>>>>

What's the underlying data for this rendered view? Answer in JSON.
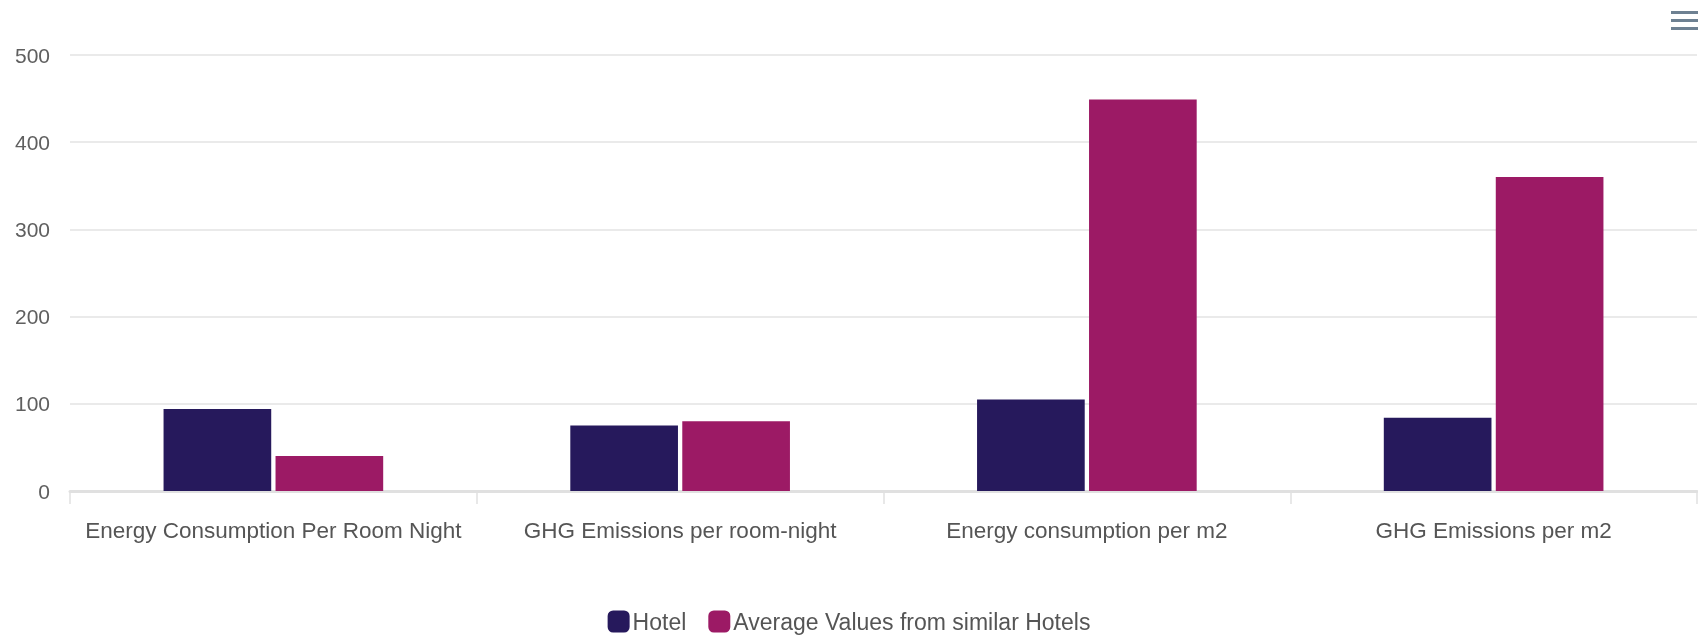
{
  "chart_data": {
    "type": "bar",
    "categories": [
      "Energy Consumption Per Room Night",
      "GHG Emissions per room-night",
      "Energy consumption per m2",
      "GHG Emissions per m2"
    ],
    "series": [
      {
        "name": "Hotel",
        "color": "#26195c",
        "values": [
          94,
          75,
          105,
          84
        ]
      },
      {
        "name": "Average Values from similar Hotels",
        "color": "#9c1a65",
        "values": [
          40,
          80,
          449,
          360
        ]
      }
    ],
    "ylim": [
      0,
      500
    ],
    "yticks": [
      0,
      100,
      200,
      300,
      400,
      500
    ],
    "grid": "y",
    "legend": "bottom"
  }
}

<<<<

Required task :: Look for lines containing the string "Emissions" and copy them all.

Output ::
      "GHG Emissions per room-night",
      "GHG Emissions per m2"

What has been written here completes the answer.